- [What to do]:
Scan each line of the records for the word "vinifera" and extract the ones that have it.
* * *
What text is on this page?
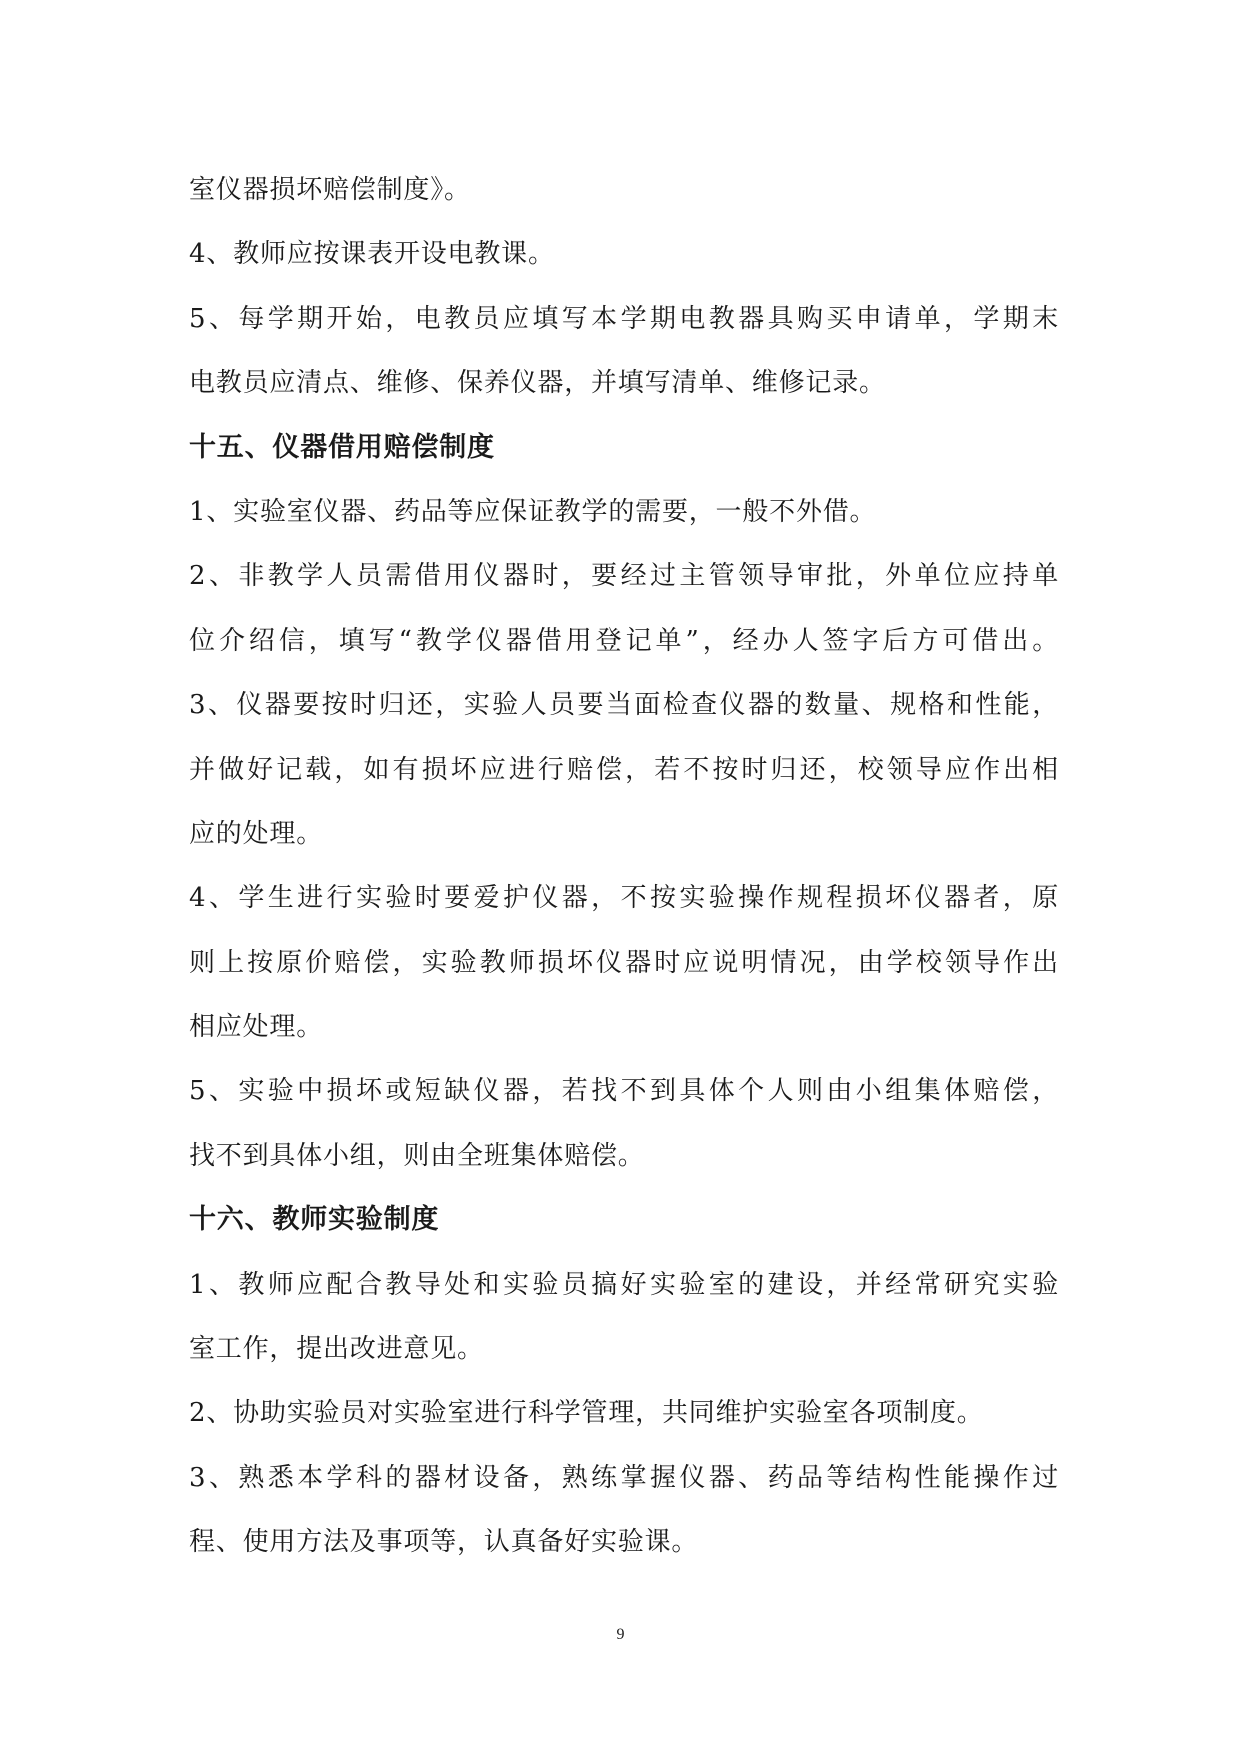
室仪器损坏赔偿制度》。
4、教师应按课表开设电教课。
5、每学期开始，电教员应填写本学期电教器具购买申请单，学期末
电教员应清点、维修、保养仪器，并填写清单、维修记录。
十五、仪器借用赔偿制度
1、实验室仪器、药品等应保证教学的需要，一般不外借。
2、非教学人员需借用仪器时，要经过主管领导审批，外单位应持单
位介绍信，填写“教学仪器借用登记单”，经办人签字后方可借出。
3、仪器要按时归还，实验人员要当面检查仪器的数量、规格和性能，
并做好记载，如有损坏应进行赔偿，若不按时归还，校领导应作出相
应的处理。
4、学生进行实验时要爱护仪器，不按实验操作规程损坏仪器者，原
则上按原价赔偿，实验教师损坏仪器时应说明情况，由学校领导作出
相应处理。
5、实验中损坏或短缺仪器，若找不到具体个人则由小组集体赔偿，
找不到具体小组，则由全班集体赔偿。
十六、教师实验制度
1、教师应配合教导处和实验员搞好实验室的建设，并经常研究实验
室工作，提出改进意见。
2、协助实验员对实验室进行科学管理，共同维护实验室各项制度。
3、熟悉本学科的器材设备，熟练掌握仪器、药品等结构性能操作过
程、使用方法及事项等，认真备好实验课。
9
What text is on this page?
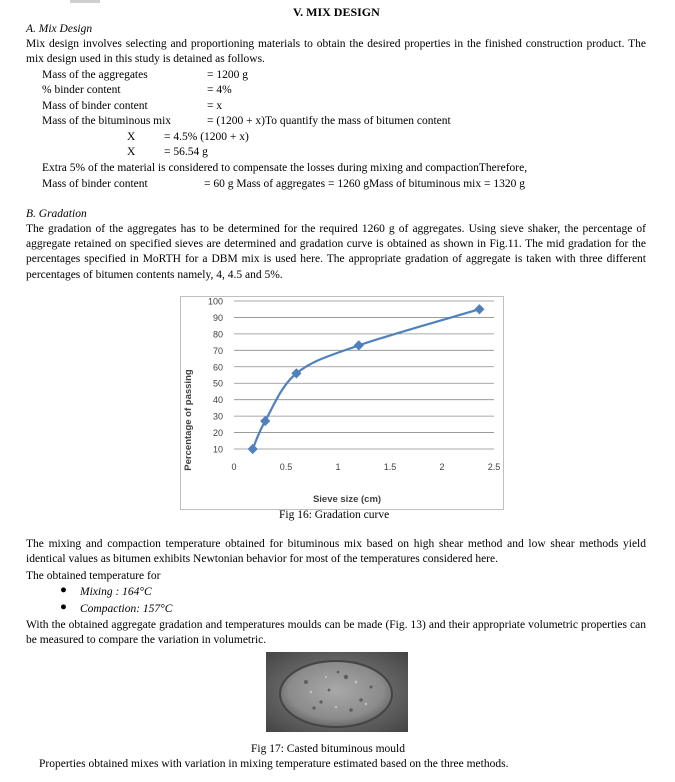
V. MIX DESIGN
A. Mix Design
Mix design involves selecting and proportioning materials to obtain the desired properties in the finished construction product. The mix design used in this study is detained as follows.
Mass of the aggregates	= 1200 g
% binder content	= 4%
Mass of binder content	= x
Mass of the bituminous mix	= (1200 + x)To quantify the mass of bitumen content
X = 4.5% (1200 + x)
X = 56.54 g
Extra 5% of the material is considered to compensate the losses during mixing and compactionTherefore,
Mass of binder content	= 60 g Mass of aggregates = 1260 gMass of bituminous mix = 1320 g
B. Gradation
The gradation of the aggregates has to be determined for the required 1260 g of aggregates. Using sieve shaker, the percentage of aggregate retained on specified sieves are determined and gradation curve is obtained as shown in Fig.11. The mid gradation for the percentages specified in MoRTH for a DBM mix is used here. The appropriate gradation of aggregate is taken with three different percentages of bitumen contents namely, 4, 4.5 and 5%.
10
20
30
40
50
60
70
80
90
100
0	0.5	1	1.5	2	2.5
Percentage of passing
Sieve size (cm)
Fig 16: Gradation curve
The mixing and compaction temperature obtained for bituminous mix based on high shear method and low shear methods yield identical values as bitumen exhibits Newtonian behavior for most of the temperatures considered here.
The obtained temperature for
● Mixing : 164°C
● Compaction: 157°C
With the obtained aggregate gradation and temperatures moulds can be made (Fig. 13) and their appropriate volumetric properties can be measured to compare the variation in volumetric.
Fig 17: Casted bituminous mould
Properties obtained mixes with variation in mixing temperature estimated based on the three methods.
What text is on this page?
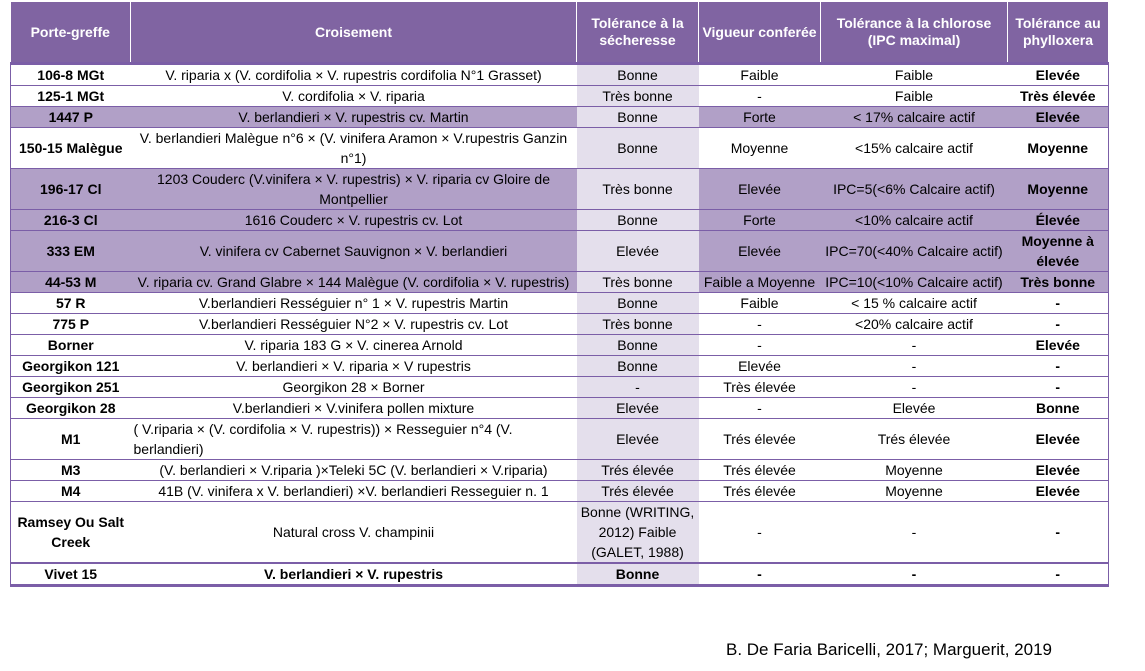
Porte-greffe	Croisement	Tolérance à la sécheresse	Vigueur conferée	Tolérance à la chlorose (IPC maximal)	Tolérance au phylloxera
106-8 MGt	V. riparia x (V. cordifolia × V. rupestris cordifolia N°1 Grasset)	Bonne	Faible	Faible	Elevée
125-1 MGt	V. cordifolia × V. riparia	Très bonne	-	Faible	Très élevée
1447 P	V. berlandieri × V. rupestris cv. Martin	Bonne	Forte	< 17% calcaire actif	Elevée
150-15 Malègue	V. berlandieri Malègue n°6 × (V. vinifera Aramon × V.rupestris Ganzin n°1)	Bonne	Moyenne	<15% calcaire actif	Moyenne
196-17 Cl	1203 Couderc (V.vinifera × V. rupestris) × V. riparia cv Gloire de Montpellier	Très bonne	Elevée	IPC=5(<6% Calcaire actif)	Moyenne
216-3 Cl	1616 Couderc × V. rupestris cv. Lot	Bonne	Forte	<10% calcaire actif	Élevée
333 EM	V. vinifera cv Cabernet Sauvignon × V. berlandieri	Elevée	Elevée	IPC=70(<40% Calcaire actif)	Moyenne à élevée
44-53 M	V. riparia cv. Grand Glabre × 144 Malègue (V. cordifolia × V. rupestris)	Très bonne	Faible a Moyenne	IPC=10(<10% Calcaire actif)	Très bonne
57 R	V.berlandieri Rességuier n° 1 × V. rupestris Martin	Bonne	Faible	< 15 % calcaire actif	-
775 P	V.berlandieri Rességuier N°2 × V. rupestris cv. Lot	Très bonne	-	<20% calcaire actif	-
Borner	V. riparia 183 G × V. cinerea Arnold	Bonne	-	-	Elevée
Georgikon 121	V. berlandieri × V. riparia × V rupestris	Bonne	Elevée	-	-
Georgikon 251	Georgikon 28 × Borner	-	Très élevée	-	-
Georgikon 28	V.berlandieri × V.vinifera pollen mixture	Elevée	-	Elevée	Bonne
M1	( V.riparia × (V. cordifolia × V. rupestris)) × Resseguier n°4 (V. berlandieri)	Elevée	Trés élevée	Trés élevée	Elevée
M3	(V. berlandieri × V.riparia )×Teleki 5C (V. berlandieri × V.riparia)	Trés élevée	Trés élevée	Moyenne	Elevée
M4	41B (V. vinifera x V. berlandieri) ×V. berlandieri Resseguier n. 1	Trés élevée	Trés élevée	Moyenne	Elevée
Ramsey Ou Salt Creek	Natural cross V. champinii	Bonne (WRITING, 2012) Faible (GALET, 1988)	-	-	-
Vivet 15	V. berlandieri × V. rupestris	Bonne	-	-	-
B. De Faria Baricelli, 2017; Marguerit, 2019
* * *
- [Response]:
150-15 Malègue	V. berlandieri Malègue n°6 × (V. vinifera Aramon × V.rupestris Ganzin n°1)	Bonne	Moyenne	<15% calcaire actif	Moyenne
196-17 Cl	1203 Couderc (V.vinifera × V. rupestris) × V. riparia cv Gloire de Montpellier	Très bonne	Elevée	IPC=5(<6% Calcaire actif)	Moyenne
333 EM	V. vinifera cv Cabernet Sauvignon × V. berlandieri	Elevée	Elevée	IPC=70(<40% Calcaire actif)	Moyenne à élevée
Georgikon 28	V.berlandieri × V.vinifera pollen mixture	Elevée	-	Elevée	Bonne
M4	41B (V. vinifera x V. berlandieri) ×V. berlandieri Resseguier n. 1	Trés élevée	Trés élevée	Moyenne	Elevée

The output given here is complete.